Texto para revisar:

- - - - - - -

Un estanque que es un océano, un océano que es sólo un estanque, y además cabe en un cubo… Un niño que vive una aventura extraordinaria, aterradora, improbable, de la que nada recuerda al crecer. Ni siquiera a esas tres mujeres que le salvaron la vida, tres mujeres que tal vez sean una sola, tan vieja como el mundo y tan improbable como todo lo demás.
El océano al final del camino es una novela corta o un relato largo, una historia deliciosa en su aparente sencillez que se inscribe en el universo onírico y fantástico al que tan afecto es Neil Gaiman pero en la que prescinde del armazón mitológico sobre el que se asientan novelas como American Gods o Los hijos de Anansi. No hay aquí dioses propiamente dichos, o al menos no dioses que conozcamos, pero sí hay criaturas fantásticas, poderosas y terribles, de esas que pueblan las pesadillas, especialmente las de los niños.
Precisamente un niño es el protagonista de El océano al final del camino, un niño que al crecer olvidó que conoció a tres guardianas que mantienen a raya a las pesadillas de otros mundos que tratan de cruzar al nuestro, que olvidó que por un descuido proporcionó a una de esas criaturas el pasaporte para amenazar el tejido mismo de nuestra realidad, que olvidó el miedo y el dolor y las bajas que hubo en aquella batalla, que olvidó que se sumergió en un estanque que encerraba todo el universo.
«Lo segundo que pensé fue que lo sabía todo. El océano de Lettie Hempstock fluía por dentro de mí, y llenaba el universo entero, desde Huevo hasta Rosa. Lo sabía. Sabía lo que era Huevo —donde comenzó el universo, con el canto de unas voces no creadas que cantaban en el vacío— y sabía dónde estaba Rosa —el peculiar pliegue del espacio sobre el espacio que daba lugar a diversas dimensiones que se plegaban como figuras de origami y florecían como extrañas orquídeas, y que marcaría la última época buena antes de que se acabara todo y llegara el siguiente Big Bang, que sería, ahora lo sabía, completamente distinto—. (…)

- - - - - - -

Ejercicios:
(a) Reescribe el fragmento de la reseña de El océano al final del camino entre "Precisamente un niño" y "todo el universo.", ambos incluidos, cambiando "estanque" por "lago".
(b) ¿Cómo se traduce al inglés esta oración de la reseña de El océano al final del camino: «No hay aquí dioses propiamente dichos, o al menos no dioses que conozcamos, pero sí hay criaturas fantásticas, poderosas y terribles, de esas que pueblan las pesadillas, especialmente las de los niños.»?
(c) Continúa la reseña de El océano al final del camino a partir de la cita de la novela con la que termina.
Las líneas de datos no tienen ninguna relación con la reseña.

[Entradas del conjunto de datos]
- - - - - - -

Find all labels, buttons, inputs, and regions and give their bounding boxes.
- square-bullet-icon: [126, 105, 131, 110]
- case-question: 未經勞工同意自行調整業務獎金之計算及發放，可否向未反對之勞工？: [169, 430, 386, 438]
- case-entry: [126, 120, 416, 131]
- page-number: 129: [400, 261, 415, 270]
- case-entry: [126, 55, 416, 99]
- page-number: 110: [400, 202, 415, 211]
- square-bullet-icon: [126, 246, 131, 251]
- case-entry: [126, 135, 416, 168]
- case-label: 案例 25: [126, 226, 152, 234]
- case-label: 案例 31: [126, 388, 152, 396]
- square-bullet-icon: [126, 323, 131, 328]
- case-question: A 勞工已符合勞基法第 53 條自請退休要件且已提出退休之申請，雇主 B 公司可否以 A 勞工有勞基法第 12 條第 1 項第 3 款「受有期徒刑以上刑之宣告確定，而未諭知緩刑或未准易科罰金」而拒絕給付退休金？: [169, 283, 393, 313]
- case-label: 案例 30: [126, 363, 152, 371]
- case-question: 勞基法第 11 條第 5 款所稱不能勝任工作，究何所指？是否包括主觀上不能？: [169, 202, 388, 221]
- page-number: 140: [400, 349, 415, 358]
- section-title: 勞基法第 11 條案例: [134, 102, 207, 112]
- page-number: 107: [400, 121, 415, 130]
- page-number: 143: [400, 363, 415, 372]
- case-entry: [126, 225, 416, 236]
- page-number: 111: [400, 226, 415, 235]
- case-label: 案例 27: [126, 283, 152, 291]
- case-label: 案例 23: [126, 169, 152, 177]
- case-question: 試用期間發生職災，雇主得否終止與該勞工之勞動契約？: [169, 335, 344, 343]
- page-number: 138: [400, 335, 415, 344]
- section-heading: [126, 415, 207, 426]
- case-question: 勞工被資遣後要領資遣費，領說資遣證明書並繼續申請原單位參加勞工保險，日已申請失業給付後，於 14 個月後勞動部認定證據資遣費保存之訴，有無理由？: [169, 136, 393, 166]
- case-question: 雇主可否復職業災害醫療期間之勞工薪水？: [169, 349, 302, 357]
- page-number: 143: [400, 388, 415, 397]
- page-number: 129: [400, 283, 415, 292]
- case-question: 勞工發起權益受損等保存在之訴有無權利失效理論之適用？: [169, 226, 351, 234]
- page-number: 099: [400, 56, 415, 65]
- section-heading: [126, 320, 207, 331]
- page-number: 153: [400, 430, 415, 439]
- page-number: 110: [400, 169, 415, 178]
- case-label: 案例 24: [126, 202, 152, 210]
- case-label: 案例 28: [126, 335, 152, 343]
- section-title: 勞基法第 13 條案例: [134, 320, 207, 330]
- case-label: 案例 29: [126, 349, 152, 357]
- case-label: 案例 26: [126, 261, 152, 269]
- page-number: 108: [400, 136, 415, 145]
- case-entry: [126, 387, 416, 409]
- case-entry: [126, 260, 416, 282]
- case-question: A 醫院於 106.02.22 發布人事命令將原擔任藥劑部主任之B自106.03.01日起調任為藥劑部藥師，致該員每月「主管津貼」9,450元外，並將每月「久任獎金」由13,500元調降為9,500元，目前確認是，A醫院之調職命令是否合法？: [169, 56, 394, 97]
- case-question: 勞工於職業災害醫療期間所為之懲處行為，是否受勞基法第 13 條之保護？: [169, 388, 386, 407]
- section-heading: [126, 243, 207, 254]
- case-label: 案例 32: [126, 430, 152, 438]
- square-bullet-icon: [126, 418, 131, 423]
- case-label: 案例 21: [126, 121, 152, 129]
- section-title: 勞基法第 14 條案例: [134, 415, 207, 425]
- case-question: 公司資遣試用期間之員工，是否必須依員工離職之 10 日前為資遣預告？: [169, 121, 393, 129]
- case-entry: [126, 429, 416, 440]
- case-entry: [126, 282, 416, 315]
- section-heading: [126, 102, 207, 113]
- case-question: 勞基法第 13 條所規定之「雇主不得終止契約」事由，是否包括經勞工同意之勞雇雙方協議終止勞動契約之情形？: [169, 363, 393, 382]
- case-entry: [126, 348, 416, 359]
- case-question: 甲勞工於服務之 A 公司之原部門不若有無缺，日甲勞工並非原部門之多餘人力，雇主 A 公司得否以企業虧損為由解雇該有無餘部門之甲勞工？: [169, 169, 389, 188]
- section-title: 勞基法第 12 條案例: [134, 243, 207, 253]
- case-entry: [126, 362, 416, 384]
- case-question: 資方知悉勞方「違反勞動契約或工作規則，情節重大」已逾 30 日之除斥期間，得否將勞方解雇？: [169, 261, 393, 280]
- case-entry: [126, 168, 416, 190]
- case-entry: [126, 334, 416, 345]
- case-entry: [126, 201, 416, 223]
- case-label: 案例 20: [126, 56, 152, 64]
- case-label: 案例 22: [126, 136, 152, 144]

- - - - - - -

Respuestas por ejercicio:
(a)
Precisamente un niño es el protagonista de El océano al final del camino, un niño que al crecer olvidó que conoció a tres guardianas que mantienen a raya a las pesadillas de otros mundos que tratan de cruzar al nuestro, que olvidó que por un descuido proporcionó a una de esas criaturas el pasaporte para amenazar el tejido mismo de nuestra realidad, que olvidó el miedo y el dolor y las bajas que hubo en aquella batalla, que olvidó que se sumergió en un lago que encerraba todo el universo.

(b) There are no gods as such here, or at least no gods that we know of, but there are fantastic creatures, powerful and terrible, the kind that fill nightmares, especially children's nightmares.

(c)
Vi el mundo en el que había vivido desde mi nacimiento y comprendí lo frágil que era; comprendí que la realidad que yo conocía no era más que la fina capa de glaseado que cubre una inmensa y oscura tarta de cumpleaños, preñada de larvas, de pesadillas y de hambre. Vi el mundo desde arriba y desde abajo. Vi que había rutas y puertas y caminos más allá de la realidad. Vi todas esas cosas y las entendí y me llenaron por dentro, como me llenaban las aguas del océano.
Todo me susurraba en mi interior. Todo hablaba con todo, y yo lo sabía todo».
Ese niño, ya mayor, lo ha olvidado todo. Al volver a la casa familiar por un funeral vuelve a encontrarse con una de las guardianas, una de las Hempstock. Y allí, en el estanque (¿o era un océano?) donde ocurrió todo, recuerda. Y su recuerdo, el recuerdo de un niño, fragmentado, impreciso, pero honesto, es el relato que leemos. Pero al terminar, cuando se despide y se marcha, vuelve el olvido, disfrazado primero de un manto de duda que termina por borrarlo todo. Tal vez porque aquello en realidad nunca ocurrió, tal vez porque hay que dejar algunas cosas atrás para poder seguir avanzando.